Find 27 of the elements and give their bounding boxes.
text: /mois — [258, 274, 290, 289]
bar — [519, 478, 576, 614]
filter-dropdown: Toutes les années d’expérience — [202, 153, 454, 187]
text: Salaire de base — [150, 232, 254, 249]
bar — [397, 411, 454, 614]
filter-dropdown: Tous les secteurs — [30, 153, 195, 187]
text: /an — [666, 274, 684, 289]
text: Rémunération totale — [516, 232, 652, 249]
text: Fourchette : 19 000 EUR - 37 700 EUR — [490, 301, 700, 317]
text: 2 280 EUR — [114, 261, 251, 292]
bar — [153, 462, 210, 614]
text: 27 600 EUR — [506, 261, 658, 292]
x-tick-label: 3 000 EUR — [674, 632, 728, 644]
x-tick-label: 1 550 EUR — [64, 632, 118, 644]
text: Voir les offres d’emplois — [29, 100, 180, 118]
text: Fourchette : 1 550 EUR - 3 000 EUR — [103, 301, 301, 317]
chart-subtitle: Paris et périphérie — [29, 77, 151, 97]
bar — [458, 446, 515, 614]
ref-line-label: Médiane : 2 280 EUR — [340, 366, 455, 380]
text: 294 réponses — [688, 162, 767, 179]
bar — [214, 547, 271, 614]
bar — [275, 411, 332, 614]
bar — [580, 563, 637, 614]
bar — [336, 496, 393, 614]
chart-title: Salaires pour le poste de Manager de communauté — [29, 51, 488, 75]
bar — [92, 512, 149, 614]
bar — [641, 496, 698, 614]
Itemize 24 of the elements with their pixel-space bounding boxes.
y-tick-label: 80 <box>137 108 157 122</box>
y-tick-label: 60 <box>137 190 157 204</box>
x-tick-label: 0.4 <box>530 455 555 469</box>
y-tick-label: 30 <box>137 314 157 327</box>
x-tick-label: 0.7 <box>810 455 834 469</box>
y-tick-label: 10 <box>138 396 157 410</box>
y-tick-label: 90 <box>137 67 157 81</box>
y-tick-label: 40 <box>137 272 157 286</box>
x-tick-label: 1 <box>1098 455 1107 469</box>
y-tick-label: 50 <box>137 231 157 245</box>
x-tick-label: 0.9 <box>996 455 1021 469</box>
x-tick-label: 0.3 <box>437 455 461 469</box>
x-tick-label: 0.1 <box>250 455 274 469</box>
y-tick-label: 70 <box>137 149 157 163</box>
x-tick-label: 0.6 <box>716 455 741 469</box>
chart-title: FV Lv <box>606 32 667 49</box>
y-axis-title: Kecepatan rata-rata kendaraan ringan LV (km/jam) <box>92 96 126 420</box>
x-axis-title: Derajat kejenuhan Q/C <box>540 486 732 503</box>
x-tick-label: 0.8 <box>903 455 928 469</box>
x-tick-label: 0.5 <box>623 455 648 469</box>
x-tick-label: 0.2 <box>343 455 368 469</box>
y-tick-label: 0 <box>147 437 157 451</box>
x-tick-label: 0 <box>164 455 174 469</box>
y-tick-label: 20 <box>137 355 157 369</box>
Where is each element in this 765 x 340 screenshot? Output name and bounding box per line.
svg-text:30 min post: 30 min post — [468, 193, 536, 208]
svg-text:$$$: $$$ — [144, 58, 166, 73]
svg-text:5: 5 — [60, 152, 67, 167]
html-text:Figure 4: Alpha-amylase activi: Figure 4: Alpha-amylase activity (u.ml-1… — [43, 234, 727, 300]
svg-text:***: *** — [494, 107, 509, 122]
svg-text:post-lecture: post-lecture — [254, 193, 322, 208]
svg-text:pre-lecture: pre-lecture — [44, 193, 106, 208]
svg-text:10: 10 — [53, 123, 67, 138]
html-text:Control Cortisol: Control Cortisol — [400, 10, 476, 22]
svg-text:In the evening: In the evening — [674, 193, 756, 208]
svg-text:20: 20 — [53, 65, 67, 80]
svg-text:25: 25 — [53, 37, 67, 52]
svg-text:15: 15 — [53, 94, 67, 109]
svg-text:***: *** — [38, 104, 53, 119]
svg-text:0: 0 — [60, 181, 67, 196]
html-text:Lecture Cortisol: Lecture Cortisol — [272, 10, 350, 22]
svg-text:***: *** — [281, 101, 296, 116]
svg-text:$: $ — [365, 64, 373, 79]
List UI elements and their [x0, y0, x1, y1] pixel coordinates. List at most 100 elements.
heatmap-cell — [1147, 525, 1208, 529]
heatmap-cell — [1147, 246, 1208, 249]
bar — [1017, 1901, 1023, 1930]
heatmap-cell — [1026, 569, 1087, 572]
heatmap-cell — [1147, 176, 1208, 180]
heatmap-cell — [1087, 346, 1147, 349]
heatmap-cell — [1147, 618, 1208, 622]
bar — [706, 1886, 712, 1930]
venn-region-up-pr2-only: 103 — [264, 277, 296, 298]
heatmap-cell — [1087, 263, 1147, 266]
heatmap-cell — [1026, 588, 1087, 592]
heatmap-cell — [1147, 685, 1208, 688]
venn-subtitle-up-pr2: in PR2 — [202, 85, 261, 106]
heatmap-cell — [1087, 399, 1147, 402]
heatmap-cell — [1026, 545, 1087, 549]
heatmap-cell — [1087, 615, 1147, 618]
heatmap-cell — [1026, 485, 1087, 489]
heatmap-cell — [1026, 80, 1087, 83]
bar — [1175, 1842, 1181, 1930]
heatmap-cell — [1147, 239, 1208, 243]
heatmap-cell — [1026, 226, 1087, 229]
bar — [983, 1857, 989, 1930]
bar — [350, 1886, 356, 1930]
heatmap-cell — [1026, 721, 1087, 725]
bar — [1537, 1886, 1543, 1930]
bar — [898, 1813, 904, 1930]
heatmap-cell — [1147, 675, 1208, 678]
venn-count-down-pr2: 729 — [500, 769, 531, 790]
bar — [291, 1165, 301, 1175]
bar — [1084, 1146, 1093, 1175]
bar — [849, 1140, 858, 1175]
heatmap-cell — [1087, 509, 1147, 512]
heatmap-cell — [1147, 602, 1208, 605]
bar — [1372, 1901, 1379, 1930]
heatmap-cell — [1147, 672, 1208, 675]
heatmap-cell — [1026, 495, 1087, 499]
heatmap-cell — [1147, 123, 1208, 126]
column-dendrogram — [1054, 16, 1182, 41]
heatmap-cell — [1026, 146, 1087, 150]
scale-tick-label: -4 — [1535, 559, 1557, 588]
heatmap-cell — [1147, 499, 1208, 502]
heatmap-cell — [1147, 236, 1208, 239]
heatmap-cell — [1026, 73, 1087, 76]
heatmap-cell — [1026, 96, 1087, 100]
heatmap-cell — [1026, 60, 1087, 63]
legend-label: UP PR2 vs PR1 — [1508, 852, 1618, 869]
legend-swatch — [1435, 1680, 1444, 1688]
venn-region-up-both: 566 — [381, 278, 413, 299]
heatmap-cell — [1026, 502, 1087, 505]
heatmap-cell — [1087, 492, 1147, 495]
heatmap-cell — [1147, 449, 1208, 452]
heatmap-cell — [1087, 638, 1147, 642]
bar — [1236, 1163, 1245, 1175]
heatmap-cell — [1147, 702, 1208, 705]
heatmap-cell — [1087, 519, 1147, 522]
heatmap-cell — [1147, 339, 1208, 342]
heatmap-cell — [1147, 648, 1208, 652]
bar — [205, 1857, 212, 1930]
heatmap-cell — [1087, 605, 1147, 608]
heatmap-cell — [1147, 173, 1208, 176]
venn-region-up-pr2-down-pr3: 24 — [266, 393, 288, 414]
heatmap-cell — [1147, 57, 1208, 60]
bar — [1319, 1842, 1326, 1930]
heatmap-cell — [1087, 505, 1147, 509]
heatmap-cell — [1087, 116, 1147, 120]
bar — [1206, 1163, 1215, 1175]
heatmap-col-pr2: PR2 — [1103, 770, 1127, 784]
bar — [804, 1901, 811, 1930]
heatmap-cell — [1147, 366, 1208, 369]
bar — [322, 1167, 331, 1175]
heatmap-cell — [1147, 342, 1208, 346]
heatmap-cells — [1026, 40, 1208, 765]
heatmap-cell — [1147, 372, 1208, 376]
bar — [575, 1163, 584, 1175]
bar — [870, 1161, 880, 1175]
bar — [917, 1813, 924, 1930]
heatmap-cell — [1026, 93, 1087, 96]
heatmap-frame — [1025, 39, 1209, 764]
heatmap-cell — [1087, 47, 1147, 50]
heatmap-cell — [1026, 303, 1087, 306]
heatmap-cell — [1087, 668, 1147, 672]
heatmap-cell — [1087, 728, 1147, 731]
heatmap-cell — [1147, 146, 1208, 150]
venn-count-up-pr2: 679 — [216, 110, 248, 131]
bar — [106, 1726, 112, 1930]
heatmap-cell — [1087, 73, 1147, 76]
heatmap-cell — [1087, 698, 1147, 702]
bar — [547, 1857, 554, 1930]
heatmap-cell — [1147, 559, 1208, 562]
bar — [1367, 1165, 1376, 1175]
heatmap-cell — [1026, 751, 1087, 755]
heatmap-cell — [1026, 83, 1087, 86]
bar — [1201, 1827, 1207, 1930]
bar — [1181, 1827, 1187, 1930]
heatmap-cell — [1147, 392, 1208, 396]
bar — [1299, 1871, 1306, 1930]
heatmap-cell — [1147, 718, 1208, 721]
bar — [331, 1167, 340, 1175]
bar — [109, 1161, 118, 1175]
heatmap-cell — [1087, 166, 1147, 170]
************
[Requirement]
Can you transcribe the entries between the start of the entries and the line holding "bar — [153, 462, 210, 614]", inclusive?

[Output for this task]
Find 27 of the elements and give their bounding boxes.
text: /mois — [258, 274, 290, 289]
bar — [519, 478, 576, 614]
filter-dropdown: Toutes les années d’expérience — [202, 153, 454, 187]
text: Salaire de base — [150, 232, 254, 249]
bar — [397, 411, 454, 614]
filter-dropdown: Tous les secteurs — [30, 153, 195, 187]
text: /an — [666, 274, 684, 289]
text: Rémunération totale — [516, 232, 652, 249]
text: Fourchette : 19 000 EUR - 37 700 EUR — [490, 301, 700, 317]
text: 2 280 EUR — [114, 261, 251, 292]
bar — [153, 462, 210, 614]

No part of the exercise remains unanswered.